### Task instructions
Copy the data precisely, character for character, and leave out every picture.
** begin **
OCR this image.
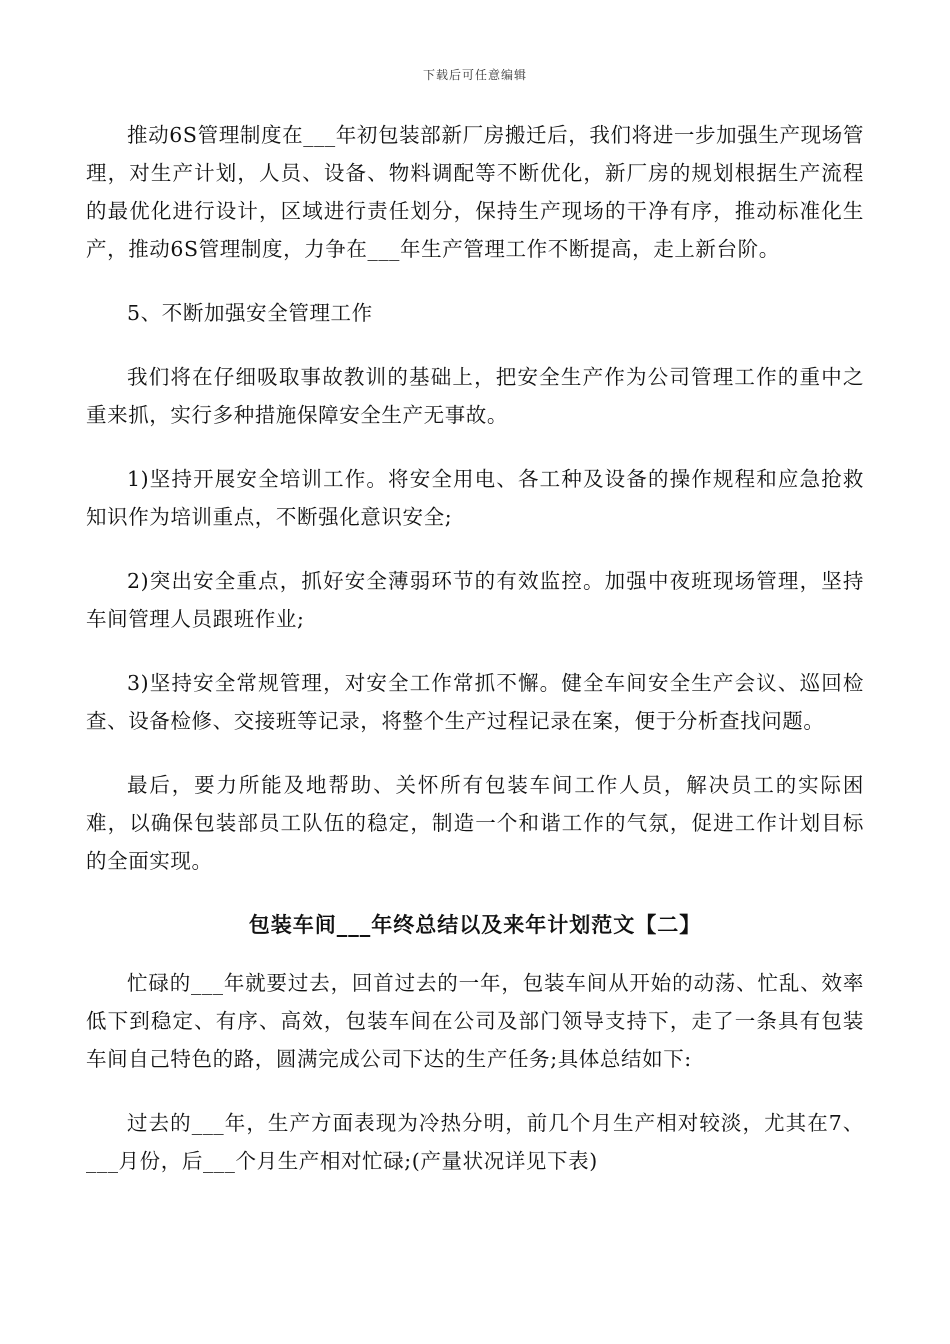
下载后可任意编辑

推动6S管理制度在___年初包装部新厂房搬迁后，我们将进一步加强生产现场管理，对生产计划，人员、设备、物料调配等不断优化，新厂房的规划根据生产流程的最优化进行设计，区域进行责任划分，保持生产现场的干净有序，推动标准化生产，推动6S管理制度，力争在___年生产管理工作不断提高，走上新台阶。

5、不断加强安全管理工作

我们将在仔细吸取事故教训的基础上，把安全生产作为公司管理工作的重中之重来抓，实行多种措施保障安全生产无事故。

1)坚持开展安全培训工作。将安全用电、各工种及设备的操作规程和应急抢救知识作为培训重点，不断强化意识安全;

2)突出安全重点，抓好安全薄弱环节的有效监控。加强中夜班现场管理，坚持车间管理人员跟班作业;

3)坚持安全常规管理，对安全工作常抓不懈。健全车间安全生产会议、巡回检查、设备检修、交接班等记录，将整个生产过程记录在案，便于分析查找问题。

最后，要力所能及地帮助、关怀所有包装车间工作人员，解决员工的实际困难，以确保包装部员工队伍的稳定，制造一个和谐工作的气氛，促进工作计划目标的全面实现。

包装车间___年终总结以及来年计划范文【二】

忙碌的___年就要过去，回首过去的一年，包装车间从开始的动荡、忙乱、效率低下到稳定、有序、高效，包装车间在公司及部门领导支持下，走了一条具有包装车间自己特色的路，圆满完成公司下达的生产任务;具体总结如下:

过去的___年，生产方面表现为冷热分明，前几个月生产相对较淡，尤其在7、___月份，后___个月生产相对忙碌;(产量状况详见下表)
** end **
### Result of the task
OCR this image.
下载后可任意编辑

推动6S管理制度在___年初包装部新厂房搬迁后，我们将进一步加强生产现场管理，对生产计划，人员、设备、物料调配等不断优化，新厂房的规划根据生产流程的最优化进行设计，区域进行责任划分，保持生产现场的干净有序，推动标准化生产，推动6S管理制度，力争在___年生产管理工作不断提高，走上新台阶。

5、不断加强安全管理工作

我们将在仔细吸取事故教训的基础上，把安全生产作为公司管理工作的重中之重来抓，实行多种措施保障安全生产无事故。

1)坚持开展安全培训工作。将安全用电、各工种及设备的操作规程和应急抢救知识作为培训重点，不断强化意识安全;

2)突出安全重点，抓好安全薄弱环节的有效监控。加强中夜班现场管理，坚持车间管理人员跟班作业;

3)坚持安全常规管理，对安全工作常抓不懈。健全车间安全生产会议、巡回检查、设备检修、交接班等记录，将整个生产过程记录在案，便于分析查找问题。

最后，要力所能及地帮助、关怀所有包装车间工作人员，解决员工的实际困难，以确保包装部员工队伍的稳定，制造一个和谐工作的气氛，促进工作计划目标的全面实现。

包装车间___年终总结以及来年计划范文【二】

忙碌的___年就要过去，回首过去的一年，包装车间从开始的动荡、忙乱、效率低下到稳定、有序、高效，包装车间在公司及部门领导支持下，走了一条具有包装车间自己特色的路，圆满完成公司下达的生产任务;具体总结如下:

过去的___年，生产方面表现为冷热分明，前几个月生产相对较淡，尤其在7、___月份，后___个月生产相对忙碌;(产量状况详见下表)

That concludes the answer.